→ **Records shown**
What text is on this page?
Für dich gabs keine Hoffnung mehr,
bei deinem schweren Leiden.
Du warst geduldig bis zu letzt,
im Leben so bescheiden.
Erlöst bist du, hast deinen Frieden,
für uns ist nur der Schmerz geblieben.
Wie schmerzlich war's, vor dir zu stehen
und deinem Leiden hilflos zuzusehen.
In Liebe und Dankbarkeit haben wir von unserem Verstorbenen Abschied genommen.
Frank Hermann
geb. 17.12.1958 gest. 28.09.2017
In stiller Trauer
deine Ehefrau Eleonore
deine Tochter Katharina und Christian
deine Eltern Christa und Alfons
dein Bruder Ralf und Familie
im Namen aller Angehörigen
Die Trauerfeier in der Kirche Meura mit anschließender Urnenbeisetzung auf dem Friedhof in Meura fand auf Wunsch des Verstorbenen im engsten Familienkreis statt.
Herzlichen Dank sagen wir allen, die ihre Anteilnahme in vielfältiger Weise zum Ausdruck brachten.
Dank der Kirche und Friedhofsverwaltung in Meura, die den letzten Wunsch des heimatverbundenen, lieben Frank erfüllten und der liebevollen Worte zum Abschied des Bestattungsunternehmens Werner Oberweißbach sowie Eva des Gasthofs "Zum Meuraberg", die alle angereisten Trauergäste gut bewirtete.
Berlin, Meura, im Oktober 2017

→ **What you should do**
Each line above should be output exactly as written.

→ **Finished task**
What text is on this page?
Für dich gabs keine Hoffnung mehr,
bei deinem schweren Leiden.
Du warst geduldig bis zu letzt,
im Leben so bescheiden.
Erlöst bist du, hast deinen Frieden,
für uns ist nur der Schmerz geblieben.
Wie schmerzlich war's, vor dir zu stehen
und deinem Leiden hilflos zuzusehen.
In Liebe und Dankbarkeit haben wir von unserem Verstorbenen Abschied genommen.
Frank Hermann
geb. 17.12.1958 gest. 28.09.2017
In stiller Trauer
deine Ehefrau Eleonore
deine Tochter Katharina und Christian
deine Eltern Christa und Alfons
dein Bruder Ralf und Familie
im Namen aller Angehörigen
Die Trauerfeier in der Kirche Meura mit anschließender Urnenbeisetzung auf dem Friedhof in Meura fand auf Wunsch des Verstorbenen im engsten Familienkreis statt.
Herzlichen Dank sagen wir allen, die ihre Anteilnahme in vielfältiger Weise zum Ausdruck brachten.
Dank der Kirche und Friedhofsverwaltung in Meura, die den letzten Wunsch des heimatverbundenen, lieben Frank erfüllten und der liebevollen Worte zum Abschied des Bestattungsunternehmens Werner Oberweißbach sowie Eva des Gasthofs "Zum Meuraberg", die alle angereisten Trauergäste gut bewirtete.
Berlin, Meura, im Oktober 2017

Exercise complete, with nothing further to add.